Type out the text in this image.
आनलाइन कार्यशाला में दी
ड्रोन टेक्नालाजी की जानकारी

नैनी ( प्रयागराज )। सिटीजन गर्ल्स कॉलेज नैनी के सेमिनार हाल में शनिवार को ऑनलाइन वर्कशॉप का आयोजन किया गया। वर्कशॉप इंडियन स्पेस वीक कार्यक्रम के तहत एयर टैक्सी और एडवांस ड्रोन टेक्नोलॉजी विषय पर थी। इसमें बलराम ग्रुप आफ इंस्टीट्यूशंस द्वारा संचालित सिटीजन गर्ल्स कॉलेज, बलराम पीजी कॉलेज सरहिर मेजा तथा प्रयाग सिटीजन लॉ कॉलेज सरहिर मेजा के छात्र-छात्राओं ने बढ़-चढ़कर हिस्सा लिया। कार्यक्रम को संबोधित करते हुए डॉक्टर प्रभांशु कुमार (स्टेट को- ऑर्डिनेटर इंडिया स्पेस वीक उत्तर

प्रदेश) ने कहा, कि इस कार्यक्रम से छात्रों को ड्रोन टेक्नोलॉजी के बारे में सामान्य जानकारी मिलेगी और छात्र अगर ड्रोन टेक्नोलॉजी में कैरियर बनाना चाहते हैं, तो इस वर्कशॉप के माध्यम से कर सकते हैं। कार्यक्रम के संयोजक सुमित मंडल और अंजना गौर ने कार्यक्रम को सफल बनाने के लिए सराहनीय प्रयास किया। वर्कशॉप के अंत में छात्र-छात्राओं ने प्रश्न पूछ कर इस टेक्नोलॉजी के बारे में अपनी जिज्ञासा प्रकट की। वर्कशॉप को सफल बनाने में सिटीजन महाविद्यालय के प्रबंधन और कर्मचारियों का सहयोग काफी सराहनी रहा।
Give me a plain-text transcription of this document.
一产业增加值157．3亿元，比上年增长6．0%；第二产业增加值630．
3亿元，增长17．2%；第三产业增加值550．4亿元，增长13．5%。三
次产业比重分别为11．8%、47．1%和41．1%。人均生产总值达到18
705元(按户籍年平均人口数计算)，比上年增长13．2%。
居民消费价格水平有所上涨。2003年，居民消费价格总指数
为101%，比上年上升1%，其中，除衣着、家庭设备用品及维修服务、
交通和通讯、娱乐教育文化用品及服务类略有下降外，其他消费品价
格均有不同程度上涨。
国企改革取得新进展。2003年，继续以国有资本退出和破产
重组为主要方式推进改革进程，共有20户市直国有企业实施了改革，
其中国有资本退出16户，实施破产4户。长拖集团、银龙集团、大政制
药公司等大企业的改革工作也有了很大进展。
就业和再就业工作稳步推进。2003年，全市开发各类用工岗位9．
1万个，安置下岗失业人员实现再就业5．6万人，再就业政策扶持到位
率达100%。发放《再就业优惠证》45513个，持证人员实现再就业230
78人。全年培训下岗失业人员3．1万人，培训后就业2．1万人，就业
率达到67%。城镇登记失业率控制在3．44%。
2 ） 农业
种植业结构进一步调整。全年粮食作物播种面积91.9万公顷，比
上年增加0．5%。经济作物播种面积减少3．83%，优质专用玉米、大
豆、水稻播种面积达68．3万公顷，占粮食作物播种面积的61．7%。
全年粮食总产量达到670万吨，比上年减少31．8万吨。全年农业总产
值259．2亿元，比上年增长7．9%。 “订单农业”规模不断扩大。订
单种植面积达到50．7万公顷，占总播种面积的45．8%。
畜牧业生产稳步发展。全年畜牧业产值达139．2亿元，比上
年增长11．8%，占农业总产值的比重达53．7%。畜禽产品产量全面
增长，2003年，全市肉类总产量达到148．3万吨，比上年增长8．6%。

=====

§ Exercise: In the entries above, find every line with the word "this" and list it.

§ Solution to the problem:
Type out the text in this image.
Give me a plain-text transcription of this document.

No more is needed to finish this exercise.